• Required task: Replace "pin-icon" with "pushpin-icon" in the entries below, from the line containing "phone-screen: 11:58 Title" through the line containing "vibrate-icon <box>233 87 242 97</box>". Return only those lines, with everything else left as is.

• Material for this exercise:
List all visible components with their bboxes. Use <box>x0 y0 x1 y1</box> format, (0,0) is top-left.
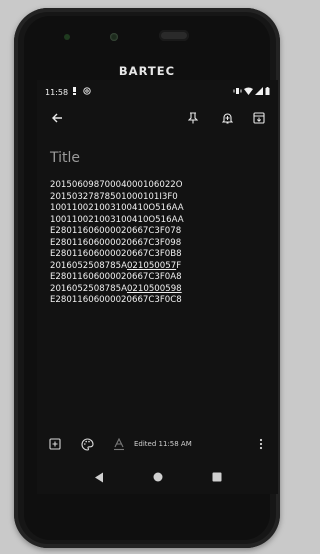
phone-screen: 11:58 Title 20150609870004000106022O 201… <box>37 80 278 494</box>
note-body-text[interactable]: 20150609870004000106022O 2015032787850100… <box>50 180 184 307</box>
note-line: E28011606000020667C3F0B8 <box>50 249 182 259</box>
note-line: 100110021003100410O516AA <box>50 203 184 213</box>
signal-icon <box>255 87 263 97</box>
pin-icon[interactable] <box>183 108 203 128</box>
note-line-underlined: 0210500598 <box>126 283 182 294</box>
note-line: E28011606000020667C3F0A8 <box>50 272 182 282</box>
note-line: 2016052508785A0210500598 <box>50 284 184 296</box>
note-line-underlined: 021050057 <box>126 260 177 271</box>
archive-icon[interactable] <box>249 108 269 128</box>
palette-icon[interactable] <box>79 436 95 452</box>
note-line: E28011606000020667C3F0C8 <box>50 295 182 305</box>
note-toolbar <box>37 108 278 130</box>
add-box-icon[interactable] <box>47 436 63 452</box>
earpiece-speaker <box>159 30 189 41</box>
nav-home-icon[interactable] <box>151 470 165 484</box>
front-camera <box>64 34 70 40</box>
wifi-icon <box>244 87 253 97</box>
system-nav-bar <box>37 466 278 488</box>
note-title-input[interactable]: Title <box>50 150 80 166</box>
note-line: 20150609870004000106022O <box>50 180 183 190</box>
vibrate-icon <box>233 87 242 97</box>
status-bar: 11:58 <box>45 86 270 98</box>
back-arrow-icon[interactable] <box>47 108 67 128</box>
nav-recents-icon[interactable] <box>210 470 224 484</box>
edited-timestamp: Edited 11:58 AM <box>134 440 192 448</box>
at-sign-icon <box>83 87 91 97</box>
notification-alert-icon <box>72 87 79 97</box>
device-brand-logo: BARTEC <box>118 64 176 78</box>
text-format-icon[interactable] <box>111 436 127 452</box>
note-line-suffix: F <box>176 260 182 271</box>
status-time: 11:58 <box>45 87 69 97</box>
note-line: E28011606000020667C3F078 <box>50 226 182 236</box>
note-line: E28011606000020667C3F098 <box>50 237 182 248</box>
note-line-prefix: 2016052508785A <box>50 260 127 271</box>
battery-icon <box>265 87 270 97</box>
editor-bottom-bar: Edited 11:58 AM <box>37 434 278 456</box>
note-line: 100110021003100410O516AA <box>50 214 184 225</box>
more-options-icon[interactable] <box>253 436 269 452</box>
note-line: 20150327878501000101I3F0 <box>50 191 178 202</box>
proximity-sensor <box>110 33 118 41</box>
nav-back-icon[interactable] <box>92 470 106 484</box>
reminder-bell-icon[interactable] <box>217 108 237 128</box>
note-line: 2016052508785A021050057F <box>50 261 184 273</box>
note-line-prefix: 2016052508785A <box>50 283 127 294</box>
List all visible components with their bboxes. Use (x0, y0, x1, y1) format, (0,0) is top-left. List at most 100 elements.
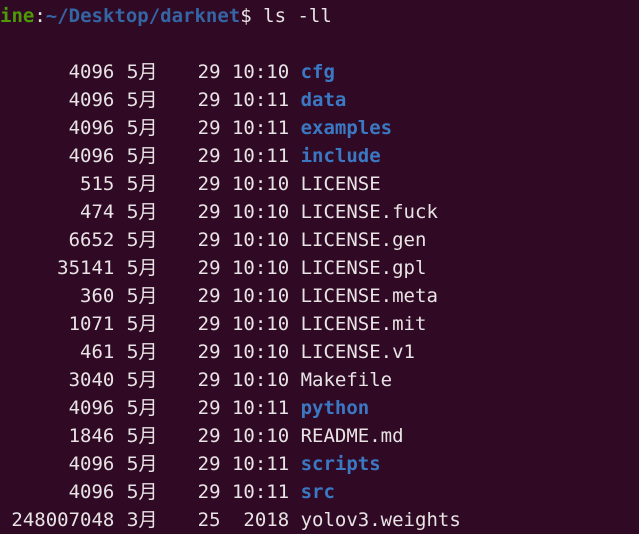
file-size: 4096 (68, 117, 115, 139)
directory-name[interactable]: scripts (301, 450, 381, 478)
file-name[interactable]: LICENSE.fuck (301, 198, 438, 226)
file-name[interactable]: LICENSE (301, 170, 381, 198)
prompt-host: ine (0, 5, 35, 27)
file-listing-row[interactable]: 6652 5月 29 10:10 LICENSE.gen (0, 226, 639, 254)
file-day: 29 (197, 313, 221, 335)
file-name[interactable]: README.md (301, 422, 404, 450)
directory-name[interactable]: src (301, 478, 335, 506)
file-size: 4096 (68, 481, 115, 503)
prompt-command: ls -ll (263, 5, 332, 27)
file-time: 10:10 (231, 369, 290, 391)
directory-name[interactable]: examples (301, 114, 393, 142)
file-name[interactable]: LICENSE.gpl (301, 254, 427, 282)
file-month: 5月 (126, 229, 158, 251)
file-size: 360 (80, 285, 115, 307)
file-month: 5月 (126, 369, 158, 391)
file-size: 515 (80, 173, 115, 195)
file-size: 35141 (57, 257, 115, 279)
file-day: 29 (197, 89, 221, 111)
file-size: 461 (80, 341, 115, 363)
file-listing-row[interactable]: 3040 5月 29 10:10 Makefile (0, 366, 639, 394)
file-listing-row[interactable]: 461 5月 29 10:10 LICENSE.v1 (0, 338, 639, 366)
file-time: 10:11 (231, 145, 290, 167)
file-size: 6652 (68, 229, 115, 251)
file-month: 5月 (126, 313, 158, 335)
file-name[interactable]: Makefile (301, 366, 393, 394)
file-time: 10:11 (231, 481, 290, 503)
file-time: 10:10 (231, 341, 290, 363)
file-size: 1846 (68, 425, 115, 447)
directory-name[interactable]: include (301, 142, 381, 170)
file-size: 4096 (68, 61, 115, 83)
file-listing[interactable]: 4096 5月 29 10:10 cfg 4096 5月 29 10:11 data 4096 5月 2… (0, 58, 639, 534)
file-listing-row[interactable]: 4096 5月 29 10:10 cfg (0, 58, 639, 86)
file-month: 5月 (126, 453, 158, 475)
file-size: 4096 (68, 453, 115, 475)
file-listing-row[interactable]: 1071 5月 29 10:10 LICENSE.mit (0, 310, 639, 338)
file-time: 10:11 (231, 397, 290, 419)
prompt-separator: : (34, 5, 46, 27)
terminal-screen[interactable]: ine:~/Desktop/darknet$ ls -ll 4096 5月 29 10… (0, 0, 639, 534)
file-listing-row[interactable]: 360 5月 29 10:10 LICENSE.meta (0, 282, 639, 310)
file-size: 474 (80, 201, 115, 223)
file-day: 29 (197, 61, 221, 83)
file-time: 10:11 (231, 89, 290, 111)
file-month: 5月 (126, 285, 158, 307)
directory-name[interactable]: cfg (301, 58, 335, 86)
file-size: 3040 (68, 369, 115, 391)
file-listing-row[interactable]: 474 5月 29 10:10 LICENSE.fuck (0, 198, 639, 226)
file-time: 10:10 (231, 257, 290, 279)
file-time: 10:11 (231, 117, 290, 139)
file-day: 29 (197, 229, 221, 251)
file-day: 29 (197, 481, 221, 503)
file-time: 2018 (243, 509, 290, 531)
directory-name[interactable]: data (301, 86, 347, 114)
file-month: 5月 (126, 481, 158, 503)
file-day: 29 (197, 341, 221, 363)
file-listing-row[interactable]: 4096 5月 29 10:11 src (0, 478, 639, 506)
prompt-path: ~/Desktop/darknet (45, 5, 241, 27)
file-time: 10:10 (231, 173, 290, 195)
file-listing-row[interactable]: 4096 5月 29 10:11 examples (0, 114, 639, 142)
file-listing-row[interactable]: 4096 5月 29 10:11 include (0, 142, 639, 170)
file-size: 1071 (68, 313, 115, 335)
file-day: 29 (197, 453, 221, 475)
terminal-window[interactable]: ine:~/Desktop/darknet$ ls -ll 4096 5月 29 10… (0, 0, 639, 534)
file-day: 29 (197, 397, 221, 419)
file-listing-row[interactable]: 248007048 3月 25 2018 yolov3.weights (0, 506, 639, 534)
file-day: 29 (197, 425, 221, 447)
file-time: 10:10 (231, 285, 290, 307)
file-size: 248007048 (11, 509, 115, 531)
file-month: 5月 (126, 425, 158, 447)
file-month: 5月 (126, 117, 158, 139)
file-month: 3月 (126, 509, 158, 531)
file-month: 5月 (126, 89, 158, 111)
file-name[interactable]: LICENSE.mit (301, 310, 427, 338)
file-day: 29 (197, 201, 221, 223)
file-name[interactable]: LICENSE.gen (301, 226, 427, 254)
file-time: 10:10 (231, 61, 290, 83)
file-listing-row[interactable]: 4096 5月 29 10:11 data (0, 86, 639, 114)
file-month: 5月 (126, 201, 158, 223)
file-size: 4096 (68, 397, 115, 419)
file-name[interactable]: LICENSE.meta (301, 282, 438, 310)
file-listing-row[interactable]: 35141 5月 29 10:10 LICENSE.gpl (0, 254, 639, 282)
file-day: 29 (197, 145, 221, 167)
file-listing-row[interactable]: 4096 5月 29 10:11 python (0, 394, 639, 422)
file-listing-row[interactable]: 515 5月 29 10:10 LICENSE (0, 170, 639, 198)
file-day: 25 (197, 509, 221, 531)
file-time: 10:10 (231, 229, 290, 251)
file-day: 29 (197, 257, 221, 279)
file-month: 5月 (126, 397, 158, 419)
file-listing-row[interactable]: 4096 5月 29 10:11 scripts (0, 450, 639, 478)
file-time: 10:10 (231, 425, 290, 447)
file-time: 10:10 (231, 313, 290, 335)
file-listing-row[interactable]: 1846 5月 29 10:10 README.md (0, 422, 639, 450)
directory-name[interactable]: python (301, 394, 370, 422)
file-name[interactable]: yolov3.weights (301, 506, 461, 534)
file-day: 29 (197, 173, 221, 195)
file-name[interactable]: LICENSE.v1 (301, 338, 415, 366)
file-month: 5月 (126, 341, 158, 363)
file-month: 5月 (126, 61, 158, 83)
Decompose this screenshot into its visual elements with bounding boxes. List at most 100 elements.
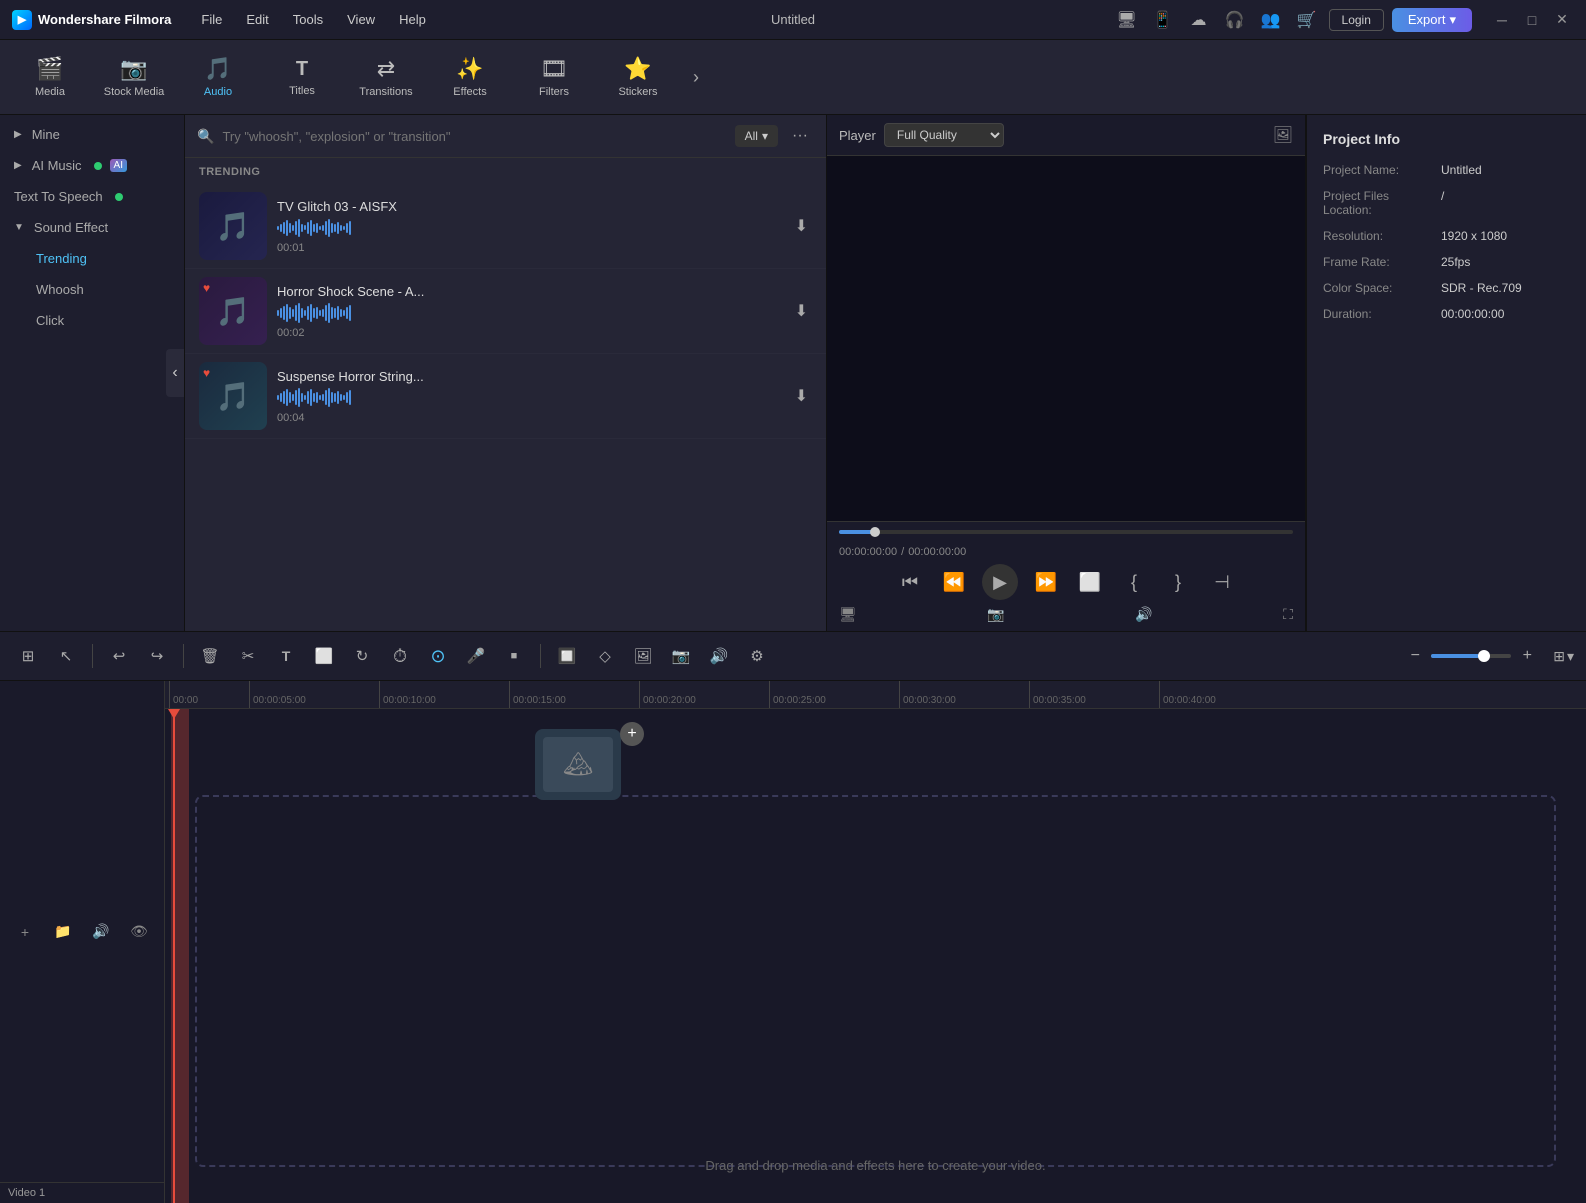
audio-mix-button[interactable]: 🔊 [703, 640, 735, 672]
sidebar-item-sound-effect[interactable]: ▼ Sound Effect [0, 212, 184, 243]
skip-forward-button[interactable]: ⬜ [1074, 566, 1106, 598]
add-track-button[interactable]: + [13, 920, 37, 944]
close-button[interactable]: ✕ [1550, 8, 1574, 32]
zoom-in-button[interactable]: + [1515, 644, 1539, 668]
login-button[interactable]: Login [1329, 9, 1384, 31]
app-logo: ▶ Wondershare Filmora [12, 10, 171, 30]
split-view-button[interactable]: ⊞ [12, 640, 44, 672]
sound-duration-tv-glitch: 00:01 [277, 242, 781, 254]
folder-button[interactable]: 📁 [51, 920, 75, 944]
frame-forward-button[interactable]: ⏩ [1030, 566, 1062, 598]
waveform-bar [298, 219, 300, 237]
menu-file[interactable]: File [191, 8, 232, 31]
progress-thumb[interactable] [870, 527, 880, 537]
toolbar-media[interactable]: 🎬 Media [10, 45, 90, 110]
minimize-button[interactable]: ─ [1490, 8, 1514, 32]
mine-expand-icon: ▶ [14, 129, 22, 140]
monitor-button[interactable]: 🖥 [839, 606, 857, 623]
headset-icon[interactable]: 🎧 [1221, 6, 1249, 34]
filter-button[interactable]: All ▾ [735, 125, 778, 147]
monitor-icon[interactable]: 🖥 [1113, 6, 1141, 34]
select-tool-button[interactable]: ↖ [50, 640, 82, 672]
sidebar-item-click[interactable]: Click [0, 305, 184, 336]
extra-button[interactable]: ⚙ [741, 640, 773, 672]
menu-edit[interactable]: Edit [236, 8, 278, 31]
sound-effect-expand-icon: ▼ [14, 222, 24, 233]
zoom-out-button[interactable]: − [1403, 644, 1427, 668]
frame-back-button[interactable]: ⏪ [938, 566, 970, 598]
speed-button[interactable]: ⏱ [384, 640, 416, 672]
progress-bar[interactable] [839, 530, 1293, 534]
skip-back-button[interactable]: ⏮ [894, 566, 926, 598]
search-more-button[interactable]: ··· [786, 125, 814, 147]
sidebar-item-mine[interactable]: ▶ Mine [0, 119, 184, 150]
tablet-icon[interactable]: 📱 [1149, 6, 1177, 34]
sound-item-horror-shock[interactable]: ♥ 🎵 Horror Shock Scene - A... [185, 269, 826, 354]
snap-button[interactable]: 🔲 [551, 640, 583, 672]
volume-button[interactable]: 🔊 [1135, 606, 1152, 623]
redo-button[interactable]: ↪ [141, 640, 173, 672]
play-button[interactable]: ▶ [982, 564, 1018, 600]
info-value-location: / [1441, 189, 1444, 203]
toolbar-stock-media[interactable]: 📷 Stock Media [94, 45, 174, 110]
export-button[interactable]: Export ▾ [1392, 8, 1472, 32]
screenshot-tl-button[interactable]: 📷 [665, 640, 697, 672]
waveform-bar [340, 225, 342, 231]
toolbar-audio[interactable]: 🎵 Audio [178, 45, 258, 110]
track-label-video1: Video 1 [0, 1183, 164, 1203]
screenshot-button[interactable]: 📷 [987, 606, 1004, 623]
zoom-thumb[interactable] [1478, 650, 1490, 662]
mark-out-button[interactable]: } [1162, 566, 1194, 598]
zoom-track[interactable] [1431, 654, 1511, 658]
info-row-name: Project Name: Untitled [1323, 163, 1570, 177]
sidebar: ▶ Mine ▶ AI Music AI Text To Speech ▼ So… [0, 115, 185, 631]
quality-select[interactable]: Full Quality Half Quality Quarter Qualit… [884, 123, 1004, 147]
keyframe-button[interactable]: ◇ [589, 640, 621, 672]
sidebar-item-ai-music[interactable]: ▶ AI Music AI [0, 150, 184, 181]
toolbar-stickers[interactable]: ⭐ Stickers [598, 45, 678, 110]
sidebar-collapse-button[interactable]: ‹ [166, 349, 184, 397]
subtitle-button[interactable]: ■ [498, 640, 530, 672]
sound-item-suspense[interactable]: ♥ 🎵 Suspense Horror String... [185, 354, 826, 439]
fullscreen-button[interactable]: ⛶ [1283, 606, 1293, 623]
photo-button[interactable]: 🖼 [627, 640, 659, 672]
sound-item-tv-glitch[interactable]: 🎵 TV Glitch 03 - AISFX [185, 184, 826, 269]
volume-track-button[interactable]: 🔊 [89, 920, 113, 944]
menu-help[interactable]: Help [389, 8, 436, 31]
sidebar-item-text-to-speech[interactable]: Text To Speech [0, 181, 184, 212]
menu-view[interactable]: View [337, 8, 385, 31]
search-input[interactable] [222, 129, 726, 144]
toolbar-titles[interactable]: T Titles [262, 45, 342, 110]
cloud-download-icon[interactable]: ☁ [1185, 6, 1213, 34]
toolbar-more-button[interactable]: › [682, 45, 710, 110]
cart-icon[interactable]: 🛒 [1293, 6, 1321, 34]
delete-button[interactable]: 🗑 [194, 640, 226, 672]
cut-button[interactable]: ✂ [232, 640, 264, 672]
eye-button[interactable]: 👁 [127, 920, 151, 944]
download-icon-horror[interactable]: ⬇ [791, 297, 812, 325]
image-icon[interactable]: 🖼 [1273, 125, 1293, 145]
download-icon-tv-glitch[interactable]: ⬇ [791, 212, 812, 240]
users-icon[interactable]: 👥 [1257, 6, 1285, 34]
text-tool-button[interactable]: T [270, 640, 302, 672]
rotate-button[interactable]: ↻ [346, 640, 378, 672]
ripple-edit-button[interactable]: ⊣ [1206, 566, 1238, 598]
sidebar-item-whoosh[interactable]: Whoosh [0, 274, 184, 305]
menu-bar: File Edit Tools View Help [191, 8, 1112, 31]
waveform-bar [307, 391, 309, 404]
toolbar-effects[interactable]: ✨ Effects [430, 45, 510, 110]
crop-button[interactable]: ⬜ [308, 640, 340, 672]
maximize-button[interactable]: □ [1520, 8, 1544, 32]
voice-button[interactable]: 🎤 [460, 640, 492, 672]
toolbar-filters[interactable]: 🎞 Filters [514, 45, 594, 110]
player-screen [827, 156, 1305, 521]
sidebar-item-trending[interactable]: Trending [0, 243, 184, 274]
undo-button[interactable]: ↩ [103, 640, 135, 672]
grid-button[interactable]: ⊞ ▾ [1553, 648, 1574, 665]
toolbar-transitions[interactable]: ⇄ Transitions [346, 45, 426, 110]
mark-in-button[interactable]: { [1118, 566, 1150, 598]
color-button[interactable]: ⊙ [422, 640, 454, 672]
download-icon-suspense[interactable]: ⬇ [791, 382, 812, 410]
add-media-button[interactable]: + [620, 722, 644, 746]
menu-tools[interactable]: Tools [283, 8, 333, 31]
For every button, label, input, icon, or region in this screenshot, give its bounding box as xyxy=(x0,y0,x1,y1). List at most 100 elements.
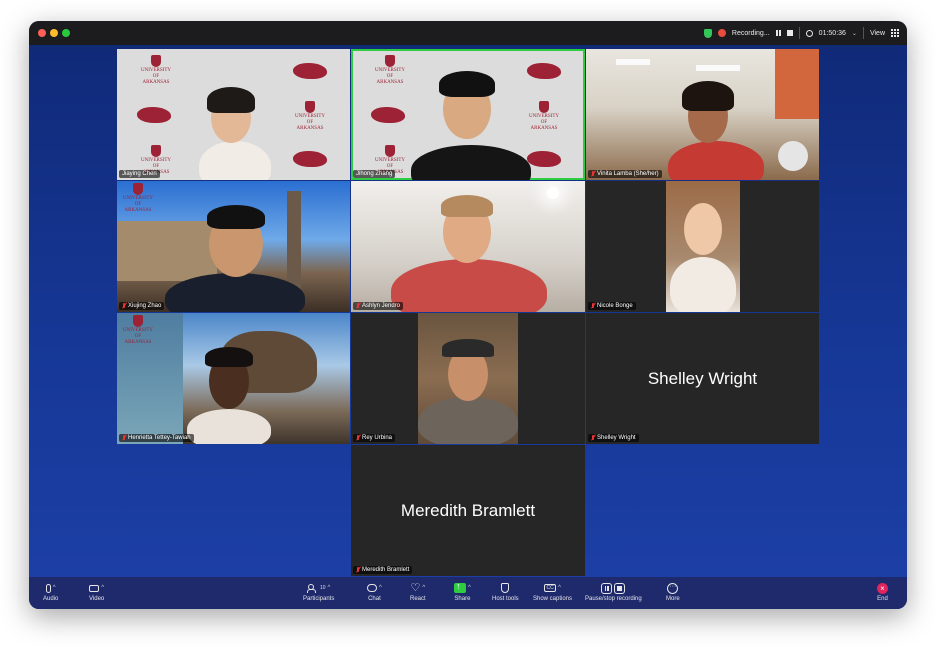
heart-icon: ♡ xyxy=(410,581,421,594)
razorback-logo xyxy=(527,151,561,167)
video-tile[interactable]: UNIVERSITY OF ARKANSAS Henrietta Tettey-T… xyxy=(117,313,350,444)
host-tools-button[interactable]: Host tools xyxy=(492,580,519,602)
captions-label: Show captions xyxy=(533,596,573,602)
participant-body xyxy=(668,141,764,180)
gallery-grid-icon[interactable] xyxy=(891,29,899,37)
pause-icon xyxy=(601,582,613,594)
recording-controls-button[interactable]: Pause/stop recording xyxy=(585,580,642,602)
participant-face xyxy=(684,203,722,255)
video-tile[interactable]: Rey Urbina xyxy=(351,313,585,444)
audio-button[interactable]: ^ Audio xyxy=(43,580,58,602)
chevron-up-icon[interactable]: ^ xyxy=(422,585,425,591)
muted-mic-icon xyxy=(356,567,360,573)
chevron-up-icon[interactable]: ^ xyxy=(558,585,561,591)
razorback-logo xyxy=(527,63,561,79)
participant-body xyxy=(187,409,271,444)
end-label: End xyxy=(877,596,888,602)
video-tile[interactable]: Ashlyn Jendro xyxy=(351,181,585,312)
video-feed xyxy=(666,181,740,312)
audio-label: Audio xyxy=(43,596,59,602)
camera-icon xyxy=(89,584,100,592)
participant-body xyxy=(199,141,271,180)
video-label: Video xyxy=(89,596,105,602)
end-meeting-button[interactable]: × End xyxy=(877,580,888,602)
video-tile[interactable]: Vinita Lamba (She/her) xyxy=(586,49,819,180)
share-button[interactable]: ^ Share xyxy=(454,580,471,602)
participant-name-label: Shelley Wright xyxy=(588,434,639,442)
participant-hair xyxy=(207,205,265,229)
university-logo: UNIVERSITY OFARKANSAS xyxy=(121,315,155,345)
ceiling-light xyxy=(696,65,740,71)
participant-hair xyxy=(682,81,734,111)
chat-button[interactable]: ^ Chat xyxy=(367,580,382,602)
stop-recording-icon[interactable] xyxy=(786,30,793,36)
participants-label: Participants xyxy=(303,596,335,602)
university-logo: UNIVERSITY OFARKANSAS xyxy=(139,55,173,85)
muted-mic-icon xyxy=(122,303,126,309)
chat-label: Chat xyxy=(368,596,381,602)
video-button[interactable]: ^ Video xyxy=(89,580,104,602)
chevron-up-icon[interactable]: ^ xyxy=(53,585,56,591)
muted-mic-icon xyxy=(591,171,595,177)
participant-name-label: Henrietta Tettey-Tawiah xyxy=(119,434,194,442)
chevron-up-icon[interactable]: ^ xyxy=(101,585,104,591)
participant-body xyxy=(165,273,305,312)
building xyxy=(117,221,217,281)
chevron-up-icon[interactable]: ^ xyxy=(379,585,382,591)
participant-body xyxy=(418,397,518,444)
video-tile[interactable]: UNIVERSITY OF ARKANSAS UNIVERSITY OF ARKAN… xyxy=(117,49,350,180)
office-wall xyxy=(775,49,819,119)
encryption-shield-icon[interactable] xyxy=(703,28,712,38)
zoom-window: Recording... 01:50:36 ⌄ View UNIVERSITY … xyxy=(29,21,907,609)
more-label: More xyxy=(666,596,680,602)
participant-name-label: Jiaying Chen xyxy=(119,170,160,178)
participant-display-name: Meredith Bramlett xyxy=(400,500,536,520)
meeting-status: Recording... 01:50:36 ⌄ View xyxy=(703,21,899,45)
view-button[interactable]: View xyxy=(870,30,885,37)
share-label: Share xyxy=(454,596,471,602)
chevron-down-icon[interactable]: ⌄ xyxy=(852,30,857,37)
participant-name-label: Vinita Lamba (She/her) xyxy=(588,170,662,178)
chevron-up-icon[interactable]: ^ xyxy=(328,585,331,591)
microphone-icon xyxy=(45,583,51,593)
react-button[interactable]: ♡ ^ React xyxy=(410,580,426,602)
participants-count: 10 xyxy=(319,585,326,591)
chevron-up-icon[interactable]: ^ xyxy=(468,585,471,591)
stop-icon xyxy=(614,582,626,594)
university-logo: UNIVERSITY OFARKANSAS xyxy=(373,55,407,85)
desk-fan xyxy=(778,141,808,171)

• Exercise response:
phone-screen: 11:58 Title 20150609870004000106022O 201… <box>37 80 278 494</box>
note-body-text[interactable]: 20150609870004000106022O 2015032787850100… <box>50 180 184 307</box>
note-line: E28011606000020667C3F0B8 <box>50 249 182 259</box>
note-line: 100110021003100410O516AA <box>50 203 184 213</box>
signal-icon <box>255 87 263 97</box>
pushpin-icon[interactable] <box>183 108 203 128</box>
note-line-underlined: 0210500598 <box>126 283 182 294</box>
note-line: E28011606000020667C3F0A8 <box>50 272 182 282</box>
note-line: 2016052508785A0210500598 <box>50 284 184 296</box>
note-line-underlined: 021050057 <box>126 260 177 271</box>
archive-icon[interactable] <box>249 108 269 128</box>
palette-icon[interactable] <box>79 436 95 452</box>
note-line: E28011606000020667C3F0C8 <box>50 295 182 305</box>
note-toolbar <box>37 108 278 130</box>
add-box-icon[interactable] <box>47 436 63 452</box>
earpiece-speaker <box>159 30 189 41</box>
nav-home-icon[interactable] <box>151 470 165 484</box>
front-camera <box>64 34 70 40</box>
wifi-icon <box>244 87 253 97</box>
system-nav-bar <box>37 466 278 488</box>
note-title-input[interactable]: Title <box>50 150 80 166</box>
note-line: 20150609870004000106022O <box>50 180 183 190</box>
vibrate-icon <box>233 87 242 97</box>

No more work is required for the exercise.